======== Text to read ========

Little truck ? That's the problem ,its too damn big . Think I will hold out for a diesel Frontier or a Chevy (Ugh ) Colorado.


I hear ya there......have a '83 D50 4x4 diesel. Having driven all the diesel Rangers, Toyotas, Mitsubishis, VWs, and others in the rest of the world while on trips, I still just don't get how the supposed "greatest country in the world" can't figure out how awesome they are. Dang EPA
 
How did you like the VW diesel .It looks like a neat truck .I hear rumors that some in Texas bring them across the border and keep them unlicensed . I think a Dodge Dakota with a 4 cyl. would be a great size truck .
 
It's pretty nice. A bit bigger than the Toyota Hilux, or Mitsubishi Triton. I think they call it the Amarok?

Reminds me from first glance of a Honda Ridgeline, only more truck-like.
 
The Hi-lux and Frontier diesels I drove in Trinidad were great little trucks. I could literally find no faults with them. I still don't know why in the heck they aren't in the US yet!?!?
 
Got the notification this morning, the truck has been shipped should be here sometime between now and April 8th.
 
Well that is great news I was to my dealer yesterday, said there been slight change in delivery date now going to be 16 plus weeks, mouth drop open! So what is problem, oh not what you order Ram has running out of Vm motors. Maybe get in July or so!
 
Might as well get your foot in the door now if you really want one. I haven't heard anything about an engine supply problem but I guess it could happen they got swamped with orders.
 
Ranger,

Good luck, I may be looking at a month between build date and shipping. Here is my story about my truck after it was built.

======== Entries supplied ========

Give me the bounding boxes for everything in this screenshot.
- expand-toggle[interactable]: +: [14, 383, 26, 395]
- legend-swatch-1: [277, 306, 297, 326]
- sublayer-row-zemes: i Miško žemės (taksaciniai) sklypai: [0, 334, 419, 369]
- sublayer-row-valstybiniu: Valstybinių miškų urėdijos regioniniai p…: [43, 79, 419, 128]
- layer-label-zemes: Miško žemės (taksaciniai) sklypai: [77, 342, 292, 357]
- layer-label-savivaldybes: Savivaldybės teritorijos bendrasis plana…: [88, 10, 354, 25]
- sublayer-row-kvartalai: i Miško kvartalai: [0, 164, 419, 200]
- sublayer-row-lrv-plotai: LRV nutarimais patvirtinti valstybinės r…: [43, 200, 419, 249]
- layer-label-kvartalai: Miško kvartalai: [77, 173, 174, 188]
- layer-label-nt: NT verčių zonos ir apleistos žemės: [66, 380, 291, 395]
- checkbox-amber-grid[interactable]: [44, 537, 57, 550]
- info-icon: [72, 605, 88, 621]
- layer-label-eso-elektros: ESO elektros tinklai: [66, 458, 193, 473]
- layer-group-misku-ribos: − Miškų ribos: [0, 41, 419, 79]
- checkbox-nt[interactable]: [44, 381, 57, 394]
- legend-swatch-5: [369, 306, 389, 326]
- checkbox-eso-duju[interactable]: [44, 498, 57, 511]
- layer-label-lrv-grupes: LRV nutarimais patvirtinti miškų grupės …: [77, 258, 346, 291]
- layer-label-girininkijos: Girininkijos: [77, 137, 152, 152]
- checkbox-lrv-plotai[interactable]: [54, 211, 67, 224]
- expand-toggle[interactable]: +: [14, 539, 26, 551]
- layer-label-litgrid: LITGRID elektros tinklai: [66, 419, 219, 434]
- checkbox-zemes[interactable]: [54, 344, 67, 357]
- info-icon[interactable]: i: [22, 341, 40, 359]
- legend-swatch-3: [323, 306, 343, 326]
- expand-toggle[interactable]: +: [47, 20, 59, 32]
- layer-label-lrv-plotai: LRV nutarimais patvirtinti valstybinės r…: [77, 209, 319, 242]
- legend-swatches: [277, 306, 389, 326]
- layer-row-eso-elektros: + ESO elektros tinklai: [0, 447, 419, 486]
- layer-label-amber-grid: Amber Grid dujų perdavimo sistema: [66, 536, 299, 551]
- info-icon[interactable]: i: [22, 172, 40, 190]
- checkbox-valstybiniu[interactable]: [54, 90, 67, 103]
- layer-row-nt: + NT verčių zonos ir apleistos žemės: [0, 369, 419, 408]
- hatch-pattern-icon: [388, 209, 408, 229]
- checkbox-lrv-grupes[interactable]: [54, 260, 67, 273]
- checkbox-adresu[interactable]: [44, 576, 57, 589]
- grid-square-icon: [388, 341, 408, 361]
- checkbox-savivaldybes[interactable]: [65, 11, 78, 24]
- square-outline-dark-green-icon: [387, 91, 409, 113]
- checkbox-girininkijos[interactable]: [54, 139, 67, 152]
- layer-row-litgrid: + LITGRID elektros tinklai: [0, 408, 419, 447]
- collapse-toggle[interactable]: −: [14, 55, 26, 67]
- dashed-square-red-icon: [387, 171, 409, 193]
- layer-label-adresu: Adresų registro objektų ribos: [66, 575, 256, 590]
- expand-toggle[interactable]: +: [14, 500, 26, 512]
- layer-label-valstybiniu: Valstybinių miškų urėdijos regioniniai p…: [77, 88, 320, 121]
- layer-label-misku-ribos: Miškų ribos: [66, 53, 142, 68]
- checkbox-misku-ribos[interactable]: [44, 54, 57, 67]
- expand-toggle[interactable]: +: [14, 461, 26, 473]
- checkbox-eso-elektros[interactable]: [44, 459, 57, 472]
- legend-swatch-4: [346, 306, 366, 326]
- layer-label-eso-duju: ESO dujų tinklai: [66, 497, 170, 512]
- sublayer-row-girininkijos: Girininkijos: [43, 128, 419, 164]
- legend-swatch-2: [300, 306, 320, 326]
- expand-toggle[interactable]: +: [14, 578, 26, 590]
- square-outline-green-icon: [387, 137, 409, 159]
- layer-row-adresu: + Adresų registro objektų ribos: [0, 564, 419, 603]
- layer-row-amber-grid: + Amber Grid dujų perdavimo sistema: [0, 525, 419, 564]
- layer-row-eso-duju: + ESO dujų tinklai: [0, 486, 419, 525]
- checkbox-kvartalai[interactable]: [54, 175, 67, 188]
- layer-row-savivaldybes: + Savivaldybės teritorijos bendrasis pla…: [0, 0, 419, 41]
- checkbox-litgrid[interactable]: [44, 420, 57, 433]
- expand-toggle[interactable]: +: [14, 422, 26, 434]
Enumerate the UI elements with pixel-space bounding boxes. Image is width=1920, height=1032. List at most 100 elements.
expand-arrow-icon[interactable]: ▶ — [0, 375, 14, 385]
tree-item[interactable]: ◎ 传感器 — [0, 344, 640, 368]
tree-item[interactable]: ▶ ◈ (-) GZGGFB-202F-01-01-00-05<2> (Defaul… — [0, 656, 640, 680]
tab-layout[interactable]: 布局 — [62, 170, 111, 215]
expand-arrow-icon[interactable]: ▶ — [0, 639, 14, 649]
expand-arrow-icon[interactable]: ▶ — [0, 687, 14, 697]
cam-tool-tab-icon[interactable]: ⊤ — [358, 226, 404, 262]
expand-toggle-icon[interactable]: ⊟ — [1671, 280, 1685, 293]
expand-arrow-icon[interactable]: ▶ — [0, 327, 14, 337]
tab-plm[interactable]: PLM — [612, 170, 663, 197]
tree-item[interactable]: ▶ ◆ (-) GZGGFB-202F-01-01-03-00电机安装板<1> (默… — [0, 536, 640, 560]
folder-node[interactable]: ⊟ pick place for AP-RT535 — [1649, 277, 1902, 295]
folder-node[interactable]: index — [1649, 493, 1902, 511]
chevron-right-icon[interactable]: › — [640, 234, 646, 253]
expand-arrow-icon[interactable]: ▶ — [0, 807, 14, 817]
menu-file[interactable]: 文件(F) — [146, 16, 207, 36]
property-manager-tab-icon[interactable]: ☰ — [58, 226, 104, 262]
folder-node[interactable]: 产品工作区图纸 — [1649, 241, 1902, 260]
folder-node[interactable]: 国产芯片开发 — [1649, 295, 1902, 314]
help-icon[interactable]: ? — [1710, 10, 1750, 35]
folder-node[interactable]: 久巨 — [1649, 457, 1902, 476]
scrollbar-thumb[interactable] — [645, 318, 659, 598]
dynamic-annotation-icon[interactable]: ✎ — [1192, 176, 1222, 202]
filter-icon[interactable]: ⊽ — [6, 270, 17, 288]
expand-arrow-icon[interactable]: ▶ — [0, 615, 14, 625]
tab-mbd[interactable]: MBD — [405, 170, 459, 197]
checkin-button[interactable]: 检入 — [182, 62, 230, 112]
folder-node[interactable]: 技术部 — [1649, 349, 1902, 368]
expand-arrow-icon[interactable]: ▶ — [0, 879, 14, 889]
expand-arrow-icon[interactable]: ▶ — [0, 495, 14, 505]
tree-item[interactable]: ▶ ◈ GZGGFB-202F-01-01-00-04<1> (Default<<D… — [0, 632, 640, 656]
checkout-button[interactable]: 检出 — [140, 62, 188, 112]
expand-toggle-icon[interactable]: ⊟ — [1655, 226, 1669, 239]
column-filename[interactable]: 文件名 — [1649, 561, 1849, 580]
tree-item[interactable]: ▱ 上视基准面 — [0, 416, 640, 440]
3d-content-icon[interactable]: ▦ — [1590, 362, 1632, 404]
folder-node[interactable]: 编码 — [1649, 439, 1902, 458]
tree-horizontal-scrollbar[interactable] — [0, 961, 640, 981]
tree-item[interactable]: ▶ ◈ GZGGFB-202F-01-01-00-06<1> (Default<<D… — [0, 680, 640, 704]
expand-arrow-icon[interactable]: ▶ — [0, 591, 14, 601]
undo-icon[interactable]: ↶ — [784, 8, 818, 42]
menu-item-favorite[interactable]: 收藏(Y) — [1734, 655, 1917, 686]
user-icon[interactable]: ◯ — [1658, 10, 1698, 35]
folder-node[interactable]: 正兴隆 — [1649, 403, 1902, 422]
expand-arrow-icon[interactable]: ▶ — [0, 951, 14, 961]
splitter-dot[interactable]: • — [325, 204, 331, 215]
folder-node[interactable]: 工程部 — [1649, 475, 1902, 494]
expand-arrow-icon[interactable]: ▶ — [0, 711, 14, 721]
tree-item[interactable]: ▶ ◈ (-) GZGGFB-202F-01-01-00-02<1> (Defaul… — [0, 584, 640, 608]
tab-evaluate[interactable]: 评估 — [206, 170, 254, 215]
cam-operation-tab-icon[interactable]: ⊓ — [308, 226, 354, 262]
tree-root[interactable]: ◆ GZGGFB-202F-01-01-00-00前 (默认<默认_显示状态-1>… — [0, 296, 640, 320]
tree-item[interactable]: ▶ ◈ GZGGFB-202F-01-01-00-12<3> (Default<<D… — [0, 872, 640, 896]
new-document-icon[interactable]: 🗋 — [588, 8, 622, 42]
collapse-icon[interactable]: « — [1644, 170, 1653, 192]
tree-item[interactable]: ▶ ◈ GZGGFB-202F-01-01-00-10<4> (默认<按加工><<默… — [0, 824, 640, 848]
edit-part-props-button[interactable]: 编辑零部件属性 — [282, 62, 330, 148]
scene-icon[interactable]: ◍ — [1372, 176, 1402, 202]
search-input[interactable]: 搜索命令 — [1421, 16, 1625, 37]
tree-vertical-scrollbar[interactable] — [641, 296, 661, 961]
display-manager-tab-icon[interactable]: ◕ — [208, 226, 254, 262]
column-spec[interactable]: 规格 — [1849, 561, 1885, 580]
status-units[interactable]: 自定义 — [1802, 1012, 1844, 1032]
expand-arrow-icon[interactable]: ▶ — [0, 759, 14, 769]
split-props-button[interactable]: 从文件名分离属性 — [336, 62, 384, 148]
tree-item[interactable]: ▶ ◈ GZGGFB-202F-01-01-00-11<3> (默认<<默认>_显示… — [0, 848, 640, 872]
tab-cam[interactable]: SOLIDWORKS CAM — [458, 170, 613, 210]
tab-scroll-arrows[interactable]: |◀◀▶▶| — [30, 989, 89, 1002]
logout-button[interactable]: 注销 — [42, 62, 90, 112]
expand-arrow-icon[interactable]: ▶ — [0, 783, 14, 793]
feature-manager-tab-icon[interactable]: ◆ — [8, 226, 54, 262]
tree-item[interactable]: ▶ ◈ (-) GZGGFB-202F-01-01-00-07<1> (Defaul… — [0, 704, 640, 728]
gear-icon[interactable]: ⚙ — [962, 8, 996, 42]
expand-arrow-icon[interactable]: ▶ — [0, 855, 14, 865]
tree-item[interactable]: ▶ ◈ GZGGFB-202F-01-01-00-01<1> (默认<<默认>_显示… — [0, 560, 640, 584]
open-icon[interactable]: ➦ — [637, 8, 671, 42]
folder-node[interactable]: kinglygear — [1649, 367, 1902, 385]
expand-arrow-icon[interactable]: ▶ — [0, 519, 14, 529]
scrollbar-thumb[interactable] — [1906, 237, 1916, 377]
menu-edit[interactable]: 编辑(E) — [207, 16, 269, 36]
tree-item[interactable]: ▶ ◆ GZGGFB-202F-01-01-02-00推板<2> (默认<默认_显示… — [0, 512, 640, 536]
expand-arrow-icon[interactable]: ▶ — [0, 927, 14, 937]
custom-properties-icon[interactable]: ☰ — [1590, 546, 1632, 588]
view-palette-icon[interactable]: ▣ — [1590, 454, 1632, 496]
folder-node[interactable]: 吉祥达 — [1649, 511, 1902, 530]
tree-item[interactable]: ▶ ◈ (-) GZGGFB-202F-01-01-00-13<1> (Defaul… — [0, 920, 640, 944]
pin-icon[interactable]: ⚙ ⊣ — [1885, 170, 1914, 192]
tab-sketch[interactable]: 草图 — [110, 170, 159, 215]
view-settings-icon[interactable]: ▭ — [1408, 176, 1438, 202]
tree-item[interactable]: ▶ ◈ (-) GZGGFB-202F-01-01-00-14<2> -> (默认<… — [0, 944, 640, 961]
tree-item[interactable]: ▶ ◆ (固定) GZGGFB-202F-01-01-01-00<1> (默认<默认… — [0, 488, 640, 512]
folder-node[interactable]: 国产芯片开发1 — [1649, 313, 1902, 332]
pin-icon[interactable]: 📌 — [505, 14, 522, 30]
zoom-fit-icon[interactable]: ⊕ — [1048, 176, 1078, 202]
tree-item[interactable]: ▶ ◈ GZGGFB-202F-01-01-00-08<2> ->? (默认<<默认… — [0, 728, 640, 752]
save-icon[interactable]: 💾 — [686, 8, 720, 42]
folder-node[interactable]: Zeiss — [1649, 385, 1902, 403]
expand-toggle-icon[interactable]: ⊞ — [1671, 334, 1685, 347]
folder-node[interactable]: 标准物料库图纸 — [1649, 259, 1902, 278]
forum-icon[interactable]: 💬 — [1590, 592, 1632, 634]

========

Stated problem 1.
Summarize the forum thread on small diesel pickup trucks above in two sentences.
Stated problem 2.
In the forum thread on small diesel pickup trucks, where did the poster drive the Hi-lux and Frontier diesels?
Stated problem 3.
Carry on the forum thread about small diesel pickup trucks, starting after its final sentence.

Answer 1.
Posters praise the small diesel pickups sold in other countries, such as the Hilux, the Frontier, and the VW model, and wonder why they are not offered in the US, with one blaming the EPA. Later posts turn to truck orders: one poster's truck has shipped, while another's dealer now reports a wait of 16-plus weeks because Ram is running out of VM motors.

Answer 2.
In Trinidad.

Answer 3.
Last month on Mar. 12th my salesman said it was being built and would ship on Mar. 15th, that same week customer service said shipping on Mar. 18th. The truck did not build until Mar. 19th. Last week the salesman told me it was on the way and would arrive in Mesquite TX on April 5th and that he put in a request to get it to the dealership a.s.a.p. and should have it by the 8th if not sooner. Well, I called customer service today and found out that yes the truck was built on Mar. 19th and that it was released on Mar. 24th and there it sits waiting to be loaded on a rail car and shipped. Today I was calm when I spoke with the salesman which was difficult and I told him that shipping was not until Apr. 15th, he said he would make a few calls. I get a voice mail later stating he rattled some chains to see if he could the truck moving. I am thinking about laying into him and his general sales manager in the morning, I have connections at the dealer and I may go higher.
 
I'd encourage you to have lots of patience. You're not dealing with a precision instrument, you're dealing with a big clumsy bureaucracy containing some people who do and do not give a ****, and some people who are pretty bright and others are knuckleheads. The left hand doesn't know what the right hand is doing, and internal commo is either flat-*** wrong, was correct but got garbled, or was too slow to be useful.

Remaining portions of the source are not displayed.